** Start **

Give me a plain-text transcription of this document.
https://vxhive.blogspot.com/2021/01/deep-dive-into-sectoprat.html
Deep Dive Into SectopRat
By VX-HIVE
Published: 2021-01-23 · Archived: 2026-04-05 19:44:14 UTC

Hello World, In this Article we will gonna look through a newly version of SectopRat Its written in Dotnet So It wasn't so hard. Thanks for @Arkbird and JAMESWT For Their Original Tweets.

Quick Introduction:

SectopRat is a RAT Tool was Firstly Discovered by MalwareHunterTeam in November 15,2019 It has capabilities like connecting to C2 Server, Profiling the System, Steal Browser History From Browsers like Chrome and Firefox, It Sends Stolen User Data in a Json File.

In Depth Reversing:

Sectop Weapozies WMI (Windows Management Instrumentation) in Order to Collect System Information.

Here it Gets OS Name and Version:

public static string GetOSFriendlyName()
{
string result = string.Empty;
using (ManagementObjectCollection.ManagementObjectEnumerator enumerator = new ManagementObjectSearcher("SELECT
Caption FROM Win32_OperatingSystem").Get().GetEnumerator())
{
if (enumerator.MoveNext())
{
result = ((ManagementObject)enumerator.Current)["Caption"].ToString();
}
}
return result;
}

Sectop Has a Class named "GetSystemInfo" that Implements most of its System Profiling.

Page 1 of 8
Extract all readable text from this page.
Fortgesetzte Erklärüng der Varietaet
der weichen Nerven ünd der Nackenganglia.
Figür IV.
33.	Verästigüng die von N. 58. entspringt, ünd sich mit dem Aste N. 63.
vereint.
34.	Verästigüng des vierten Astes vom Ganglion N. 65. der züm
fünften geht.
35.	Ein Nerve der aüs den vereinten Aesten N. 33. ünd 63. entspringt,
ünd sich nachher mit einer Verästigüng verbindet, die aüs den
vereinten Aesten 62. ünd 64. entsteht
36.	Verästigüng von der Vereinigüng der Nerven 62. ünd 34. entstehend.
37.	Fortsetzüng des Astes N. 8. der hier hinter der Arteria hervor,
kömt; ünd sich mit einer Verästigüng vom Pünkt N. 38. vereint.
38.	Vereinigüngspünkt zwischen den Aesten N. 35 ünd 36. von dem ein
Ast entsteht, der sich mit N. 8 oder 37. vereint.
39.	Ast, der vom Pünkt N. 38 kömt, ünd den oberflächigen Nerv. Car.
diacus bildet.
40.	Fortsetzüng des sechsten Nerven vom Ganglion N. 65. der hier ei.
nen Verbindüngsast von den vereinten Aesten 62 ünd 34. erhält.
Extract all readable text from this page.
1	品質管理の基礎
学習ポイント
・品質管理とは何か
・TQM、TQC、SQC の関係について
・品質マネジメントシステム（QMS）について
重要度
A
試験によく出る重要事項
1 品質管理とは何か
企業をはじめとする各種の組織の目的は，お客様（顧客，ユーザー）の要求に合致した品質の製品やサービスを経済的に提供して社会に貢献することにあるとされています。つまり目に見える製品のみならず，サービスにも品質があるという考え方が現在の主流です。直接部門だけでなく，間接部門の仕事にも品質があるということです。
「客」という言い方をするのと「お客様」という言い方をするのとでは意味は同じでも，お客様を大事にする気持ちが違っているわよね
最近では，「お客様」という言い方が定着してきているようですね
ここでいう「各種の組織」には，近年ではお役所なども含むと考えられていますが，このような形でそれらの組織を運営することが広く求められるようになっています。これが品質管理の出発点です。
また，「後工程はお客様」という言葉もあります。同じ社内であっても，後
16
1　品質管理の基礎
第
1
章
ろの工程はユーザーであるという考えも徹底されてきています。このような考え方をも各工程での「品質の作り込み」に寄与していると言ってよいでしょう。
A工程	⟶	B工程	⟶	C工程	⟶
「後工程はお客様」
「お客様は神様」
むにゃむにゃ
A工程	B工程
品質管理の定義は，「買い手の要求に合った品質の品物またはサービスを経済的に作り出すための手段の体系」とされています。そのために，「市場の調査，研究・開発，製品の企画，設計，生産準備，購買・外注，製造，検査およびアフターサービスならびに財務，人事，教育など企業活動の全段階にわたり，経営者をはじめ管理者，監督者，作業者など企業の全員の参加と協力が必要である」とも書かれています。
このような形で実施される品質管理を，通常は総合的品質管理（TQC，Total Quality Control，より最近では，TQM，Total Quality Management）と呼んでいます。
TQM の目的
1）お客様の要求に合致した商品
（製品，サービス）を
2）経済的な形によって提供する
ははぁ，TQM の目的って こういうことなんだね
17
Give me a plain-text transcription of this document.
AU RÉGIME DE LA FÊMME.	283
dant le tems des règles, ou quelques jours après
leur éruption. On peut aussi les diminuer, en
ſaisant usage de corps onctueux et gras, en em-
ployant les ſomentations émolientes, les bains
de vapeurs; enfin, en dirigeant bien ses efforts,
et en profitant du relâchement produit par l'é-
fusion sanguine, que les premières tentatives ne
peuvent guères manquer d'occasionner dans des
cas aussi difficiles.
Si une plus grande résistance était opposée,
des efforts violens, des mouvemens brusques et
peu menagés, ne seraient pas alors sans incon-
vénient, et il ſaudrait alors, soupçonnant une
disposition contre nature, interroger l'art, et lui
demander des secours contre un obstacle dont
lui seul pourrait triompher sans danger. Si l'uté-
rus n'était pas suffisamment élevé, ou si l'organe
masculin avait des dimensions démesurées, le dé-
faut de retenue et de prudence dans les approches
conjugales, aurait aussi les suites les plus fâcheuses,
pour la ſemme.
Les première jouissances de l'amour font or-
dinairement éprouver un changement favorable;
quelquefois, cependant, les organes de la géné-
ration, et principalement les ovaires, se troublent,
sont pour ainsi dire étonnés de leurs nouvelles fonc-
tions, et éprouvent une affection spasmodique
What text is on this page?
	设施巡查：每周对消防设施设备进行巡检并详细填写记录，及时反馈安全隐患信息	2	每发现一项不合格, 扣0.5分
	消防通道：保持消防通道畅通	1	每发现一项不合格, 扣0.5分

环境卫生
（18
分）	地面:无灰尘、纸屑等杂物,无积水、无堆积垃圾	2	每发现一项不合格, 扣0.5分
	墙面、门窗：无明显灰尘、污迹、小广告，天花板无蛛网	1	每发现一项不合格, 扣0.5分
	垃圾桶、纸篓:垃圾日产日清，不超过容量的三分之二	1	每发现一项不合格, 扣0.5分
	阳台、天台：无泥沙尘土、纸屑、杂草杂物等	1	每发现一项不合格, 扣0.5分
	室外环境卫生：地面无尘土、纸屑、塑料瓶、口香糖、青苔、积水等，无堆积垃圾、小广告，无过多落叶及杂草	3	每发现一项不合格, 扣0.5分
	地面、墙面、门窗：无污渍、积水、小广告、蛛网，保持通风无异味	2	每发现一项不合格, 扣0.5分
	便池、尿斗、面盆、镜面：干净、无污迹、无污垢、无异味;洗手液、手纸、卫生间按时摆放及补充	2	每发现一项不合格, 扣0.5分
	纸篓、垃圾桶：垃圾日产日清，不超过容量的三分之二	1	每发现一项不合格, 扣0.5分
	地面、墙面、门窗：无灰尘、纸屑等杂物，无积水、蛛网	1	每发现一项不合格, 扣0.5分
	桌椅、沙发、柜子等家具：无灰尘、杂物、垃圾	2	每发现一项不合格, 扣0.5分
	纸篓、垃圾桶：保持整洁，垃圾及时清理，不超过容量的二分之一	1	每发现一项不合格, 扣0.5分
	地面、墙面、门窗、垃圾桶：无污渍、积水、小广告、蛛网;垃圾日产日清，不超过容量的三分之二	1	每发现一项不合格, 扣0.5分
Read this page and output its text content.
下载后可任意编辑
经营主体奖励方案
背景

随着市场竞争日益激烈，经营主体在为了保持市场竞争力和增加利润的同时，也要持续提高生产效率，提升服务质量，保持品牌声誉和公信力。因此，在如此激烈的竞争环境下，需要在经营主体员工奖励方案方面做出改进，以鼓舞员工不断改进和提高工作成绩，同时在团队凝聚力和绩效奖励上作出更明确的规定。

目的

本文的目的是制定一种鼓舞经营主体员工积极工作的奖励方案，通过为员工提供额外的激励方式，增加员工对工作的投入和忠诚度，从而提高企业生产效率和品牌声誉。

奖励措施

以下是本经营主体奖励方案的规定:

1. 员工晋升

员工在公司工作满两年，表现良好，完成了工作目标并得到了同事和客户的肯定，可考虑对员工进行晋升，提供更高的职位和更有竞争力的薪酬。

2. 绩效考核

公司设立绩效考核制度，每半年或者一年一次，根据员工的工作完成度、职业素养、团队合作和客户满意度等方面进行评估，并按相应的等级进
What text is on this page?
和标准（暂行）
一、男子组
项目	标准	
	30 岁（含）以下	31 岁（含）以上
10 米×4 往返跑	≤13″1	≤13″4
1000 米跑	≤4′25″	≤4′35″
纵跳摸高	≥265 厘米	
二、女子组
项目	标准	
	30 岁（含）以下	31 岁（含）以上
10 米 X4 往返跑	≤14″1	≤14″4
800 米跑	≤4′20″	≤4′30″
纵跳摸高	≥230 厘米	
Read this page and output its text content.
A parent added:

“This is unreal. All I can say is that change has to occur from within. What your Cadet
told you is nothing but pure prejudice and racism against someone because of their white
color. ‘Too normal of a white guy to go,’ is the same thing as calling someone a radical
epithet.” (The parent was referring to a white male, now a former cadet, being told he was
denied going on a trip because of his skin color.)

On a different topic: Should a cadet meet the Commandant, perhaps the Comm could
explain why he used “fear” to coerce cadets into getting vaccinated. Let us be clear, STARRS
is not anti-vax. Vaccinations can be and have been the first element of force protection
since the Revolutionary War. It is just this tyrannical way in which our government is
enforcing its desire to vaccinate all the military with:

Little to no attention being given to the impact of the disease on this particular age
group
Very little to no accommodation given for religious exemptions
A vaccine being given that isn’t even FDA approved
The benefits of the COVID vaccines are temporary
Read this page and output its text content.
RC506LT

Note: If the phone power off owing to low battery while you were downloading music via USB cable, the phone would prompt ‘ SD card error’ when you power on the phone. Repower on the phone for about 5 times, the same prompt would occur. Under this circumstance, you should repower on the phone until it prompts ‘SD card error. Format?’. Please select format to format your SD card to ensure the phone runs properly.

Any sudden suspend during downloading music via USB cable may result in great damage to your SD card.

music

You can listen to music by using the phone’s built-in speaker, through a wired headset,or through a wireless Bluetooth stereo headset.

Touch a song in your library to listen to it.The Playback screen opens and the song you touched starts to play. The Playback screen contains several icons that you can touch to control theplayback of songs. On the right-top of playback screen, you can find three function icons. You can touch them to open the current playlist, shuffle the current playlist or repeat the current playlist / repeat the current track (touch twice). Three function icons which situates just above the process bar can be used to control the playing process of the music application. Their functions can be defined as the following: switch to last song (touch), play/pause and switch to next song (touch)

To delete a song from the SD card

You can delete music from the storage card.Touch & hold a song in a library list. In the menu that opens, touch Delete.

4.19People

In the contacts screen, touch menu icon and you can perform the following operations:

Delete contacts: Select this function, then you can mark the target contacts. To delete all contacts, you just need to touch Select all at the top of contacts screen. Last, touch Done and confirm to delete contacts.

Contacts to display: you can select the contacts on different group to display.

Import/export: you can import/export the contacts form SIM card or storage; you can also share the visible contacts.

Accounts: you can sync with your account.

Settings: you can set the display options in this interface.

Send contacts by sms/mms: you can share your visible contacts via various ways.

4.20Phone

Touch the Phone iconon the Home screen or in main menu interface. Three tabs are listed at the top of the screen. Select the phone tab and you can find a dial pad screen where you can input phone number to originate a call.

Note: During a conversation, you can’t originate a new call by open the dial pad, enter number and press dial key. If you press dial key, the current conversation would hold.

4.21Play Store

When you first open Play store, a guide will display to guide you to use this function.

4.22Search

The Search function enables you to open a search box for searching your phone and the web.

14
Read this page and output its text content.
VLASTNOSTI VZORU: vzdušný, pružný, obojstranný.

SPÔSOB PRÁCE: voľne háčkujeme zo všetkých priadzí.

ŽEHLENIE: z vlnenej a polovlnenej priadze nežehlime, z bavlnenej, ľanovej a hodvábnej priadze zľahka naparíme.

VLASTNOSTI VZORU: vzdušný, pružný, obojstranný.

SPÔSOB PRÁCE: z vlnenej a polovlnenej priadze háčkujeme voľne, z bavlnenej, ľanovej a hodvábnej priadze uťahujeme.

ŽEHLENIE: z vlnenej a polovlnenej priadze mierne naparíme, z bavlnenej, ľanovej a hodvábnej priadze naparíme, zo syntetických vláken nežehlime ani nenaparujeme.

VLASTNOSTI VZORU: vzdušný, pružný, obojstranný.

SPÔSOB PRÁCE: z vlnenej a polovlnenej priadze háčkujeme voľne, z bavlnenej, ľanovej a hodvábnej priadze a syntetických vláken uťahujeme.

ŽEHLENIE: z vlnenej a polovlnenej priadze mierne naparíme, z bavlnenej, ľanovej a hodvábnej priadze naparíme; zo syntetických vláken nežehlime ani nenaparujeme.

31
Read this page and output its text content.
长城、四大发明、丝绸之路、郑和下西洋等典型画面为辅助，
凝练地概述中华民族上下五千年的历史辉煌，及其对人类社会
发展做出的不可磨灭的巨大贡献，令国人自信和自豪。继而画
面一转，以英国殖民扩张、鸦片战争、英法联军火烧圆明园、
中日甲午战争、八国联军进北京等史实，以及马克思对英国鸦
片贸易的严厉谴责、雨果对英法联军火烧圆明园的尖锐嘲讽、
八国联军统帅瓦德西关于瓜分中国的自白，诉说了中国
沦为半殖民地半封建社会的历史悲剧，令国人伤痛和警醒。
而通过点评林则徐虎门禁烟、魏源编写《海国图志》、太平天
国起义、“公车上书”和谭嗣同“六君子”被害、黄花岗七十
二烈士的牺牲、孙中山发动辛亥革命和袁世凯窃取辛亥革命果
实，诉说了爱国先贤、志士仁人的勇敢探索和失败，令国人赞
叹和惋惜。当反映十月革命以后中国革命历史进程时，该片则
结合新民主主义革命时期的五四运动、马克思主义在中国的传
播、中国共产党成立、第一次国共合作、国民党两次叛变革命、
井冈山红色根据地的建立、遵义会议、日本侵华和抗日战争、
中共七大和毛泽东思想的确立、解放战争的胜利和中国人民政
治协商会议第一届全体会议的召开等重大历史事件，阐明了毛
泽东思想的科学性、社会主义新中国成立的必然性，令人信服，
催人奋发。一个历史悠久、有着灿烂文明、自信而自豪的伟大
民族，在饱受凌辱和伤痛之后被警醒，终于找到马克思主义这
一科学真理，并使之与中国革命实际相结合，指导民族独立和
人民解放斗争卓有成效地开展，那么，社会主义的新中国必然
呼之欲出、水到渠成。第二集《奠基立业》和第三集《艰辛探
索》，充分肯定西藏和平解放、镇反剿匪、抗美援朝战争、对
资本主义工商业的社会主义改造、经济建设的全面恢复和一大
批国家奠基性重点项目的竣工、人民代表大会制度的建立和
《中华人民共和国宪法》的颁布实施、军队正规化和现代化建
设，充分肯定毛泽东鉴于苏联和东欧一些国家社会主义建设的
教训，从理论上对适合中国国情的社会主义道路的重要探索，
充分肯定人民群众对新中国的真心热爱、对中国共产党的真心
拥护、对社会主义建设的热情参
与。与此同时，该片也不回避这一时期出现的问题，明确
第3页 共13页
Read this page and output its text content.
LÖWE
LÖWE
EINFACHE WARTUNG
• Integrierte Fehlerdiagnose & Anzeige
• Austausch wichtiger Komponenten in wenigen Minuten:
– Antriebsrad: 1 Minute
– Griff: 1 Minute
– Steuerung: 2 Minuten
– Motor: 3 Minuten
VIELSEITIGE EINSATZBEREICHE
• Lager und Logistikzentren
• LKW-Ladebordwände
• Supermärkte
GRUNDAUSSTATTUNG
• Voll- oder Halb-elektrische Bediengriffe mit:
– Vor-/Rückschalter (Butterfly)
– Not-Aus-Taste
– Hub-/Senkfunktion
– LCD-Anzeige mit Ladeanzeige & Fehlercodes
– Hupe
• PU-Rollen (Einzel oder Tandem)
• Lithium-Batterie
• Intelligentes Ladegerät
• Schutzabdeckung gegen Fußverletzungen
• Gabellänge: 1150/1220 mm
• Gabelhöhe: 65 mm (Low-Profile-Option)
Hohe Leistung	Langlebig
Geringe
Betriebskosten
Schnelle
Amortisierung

** End **

■ Exercise objective ■
Identify the lines in the records above that contain the word "Verästigüng", then state how many there are and nothing more.

■ Worked answer ■
5